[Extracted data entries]
:::
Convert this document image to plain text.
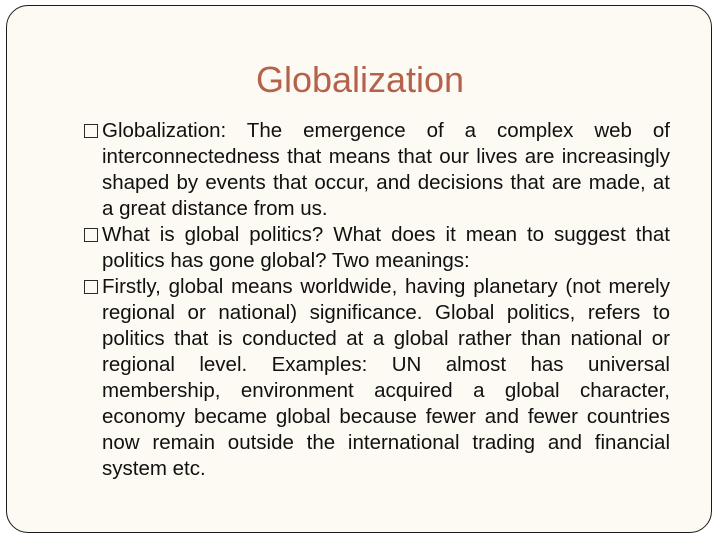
Globalization

Globalization: The emergence of a complex web of interconnectedness that means that our lives are increasingly shaped by events that occur, and decisions that are made, at a great distance from us.

What is global politics? What does it mean to suggest that politics has gone global? Two meanings:

Firstly, global means worldwide, having planetary (not merely regional or national) significance. Global politics, refers to politics that is conducted at a global rather than national or regional level. Examples: UN almost has universal membership, environment acquired a global character, economy became global because fewer and fewer countries now remain outside the international trading and financial system etc.
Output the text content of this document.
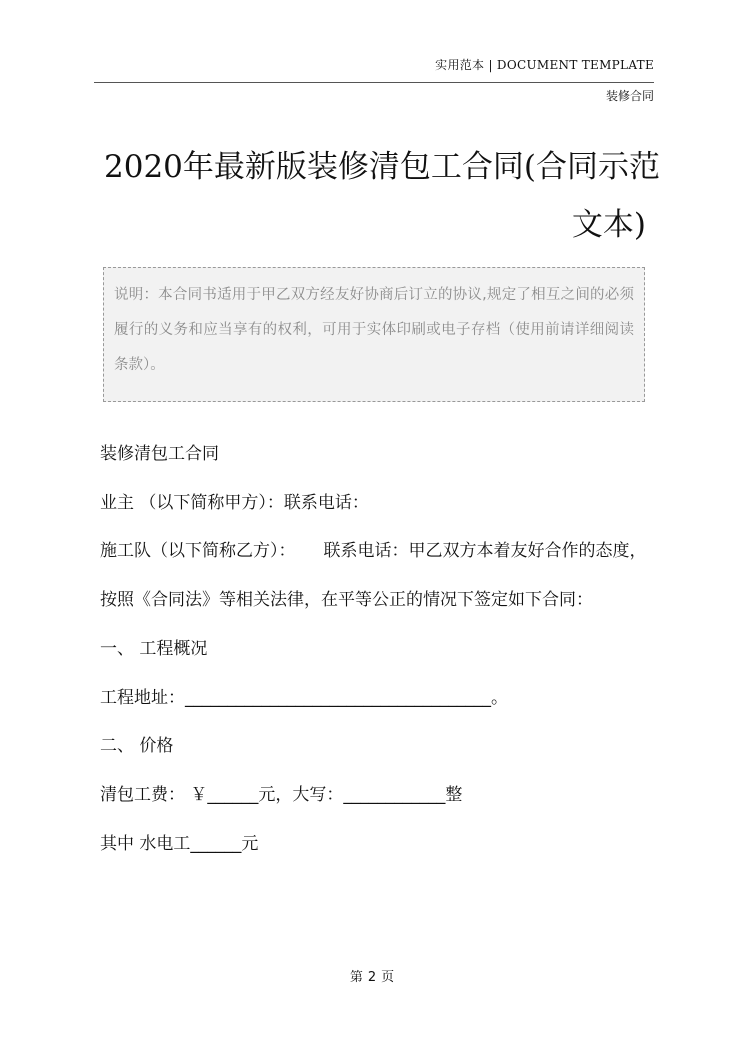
实用范本 | DOCUMENT TEMPLATE
装修合同
2020年最新版装修清包工合同(合同示范
文本)
说明：本合同书适用于甲乙双方经友好协商后订立的协议,规定了相互之间的必须履行的义务和应当享有的权利，可用于实体印刷或电子存档（使用前请详细阅读条款）。

装修清包工合同

业主 （以下简称甲方）：联系电话：

施工队（以下简称乙方）： 联系电话：甲乙双方本着友好合作的态度，按照《合同法》等相关法律，在平等公正的情况下签定如下合同：

一、 工程概况

工程地址：____________________________________。

二、 价格

清包工费： ￥______元，大写：____________整

其中 水电工______元

第 2 页
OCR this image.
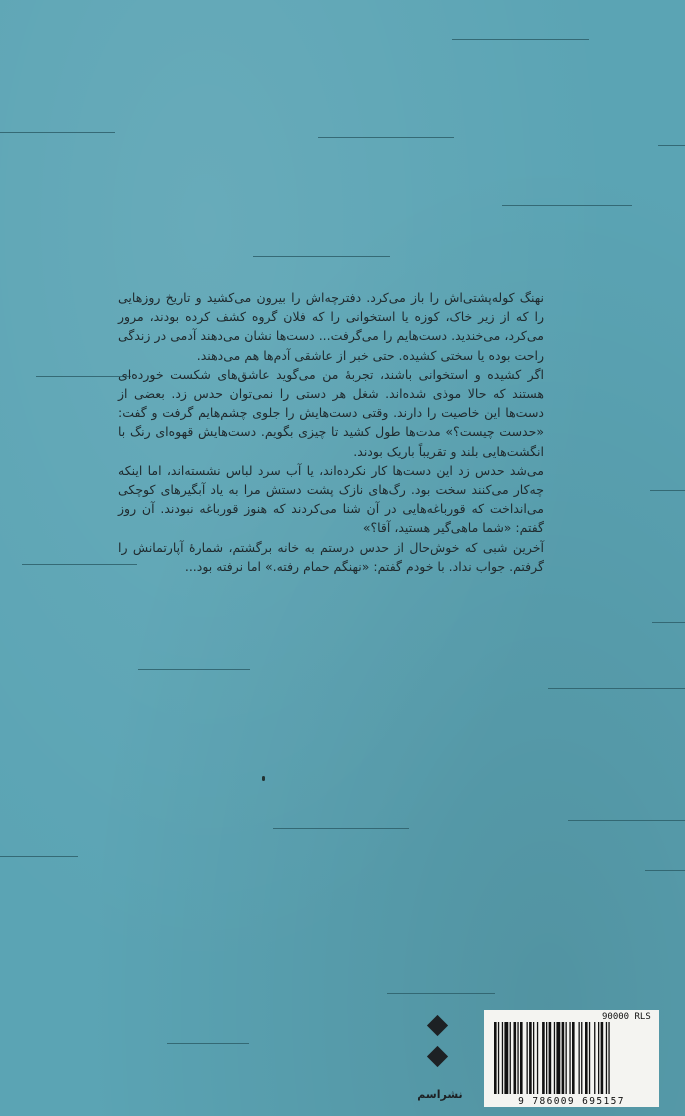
نهنگ کوله‌پشتی‌اش را باز می‌کرد. دفترچه‌اش را بیرون می‌کشید و تاریخ روزهایی را که از زیر خاک، کوزه یا استخوانی را که فلان گروه کشف کرده بودند، مرور می‌کرد، می‌خندید. دست‌هایم را می‌گرفت... دست‌ها نشان می‌دهند آدمی در زندگی راحت بوده یا سختی کشیده. حتی خبر از عاشقی آدم‌ها هم می‌دهند.

اگر کشیده و استخوانی باشند، تجربهٔ من می‌گوید عاشق‌های شکست خورده‌ای هستند که حالا موذی شده‌اند. شغل هر دستی را نمی‌توان حدس زد. بعضی از دست‌ها این خاصیت را دارند. وقتی دست‌هایش را جلوی چشم‌هایم گرفت و گفت: «حدست چیست؟» مدت‌ها طول کشید تا چیزی بگویم. دست‌هایش قهوه‌ای رنگ با انگشت‌هایی بلند و تقریباً باریک بودند.

می‌شد حدس زد این دست‌ها کار نکرده‌اند، یا آب سرد لباس نشسته‌اند، اما اینکه چه‌کار می‌کنند سخت بود. رگ‌های نازک پشت دستش مرا به یاد آبگیرهای کوچکی می‌انداخت که قورباغه‌هایی در آن شنا می‌کردند که هنوز قورباغه نبودند. آن روز گفتم: «شما ماهی‌گیر هستید، آقا؟»

آخرین شبی که خوش‌حال از حدس درستم به خانه برگشتم، شمارهٔ آپارتمانش را گرفتم. جواب نداد. با خودم گفتم: «نهنگم حمام رفته.» اما نرفته بود...

نشراسم
90000 RLS
9 786009 695157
:::
> Short exercise
Go through the listing above and return every line where the word "هایم" occurs.

> Output for this task
نهنگ کوله‌پشتی‌اش را باز می‌کرد. دفترچه‌اش را بیرون می‌کشید و تاریخ روزهایی را که از زیر خاک، کوزه یا استخوانی را که فلان گروه کشف کرده بودند، مرور می‌کرد، می‌خندید. دست‌هایم را می‌گرفت... دست‌ها نشان می‌دهند آدمی در زندگی راحت بوده یا سختی کشیده. حتی خبر از عاشقی آدم‌ها هم می‌دهند.
اگر کشیده و استخوانی باشند، تجربهٔ من می‌گوید عاشق‌های شکست خورده‌ای هستند که حالا موذی شده‌اند. شغل هر دستی را نمی‌توان حدس زد. بعضی از دست‌ها این خاصیت را دارند. وقتی دست‌هایش را جلوی چشم‌هایم گرفت و گفت: «حدست چیست؟» مدت‌ها طول کشید تا چیزی بگویم. دست‌هایش قهوه‌ای رنگ با انگشت‌هایی بلند و تقریباً باریک بودند.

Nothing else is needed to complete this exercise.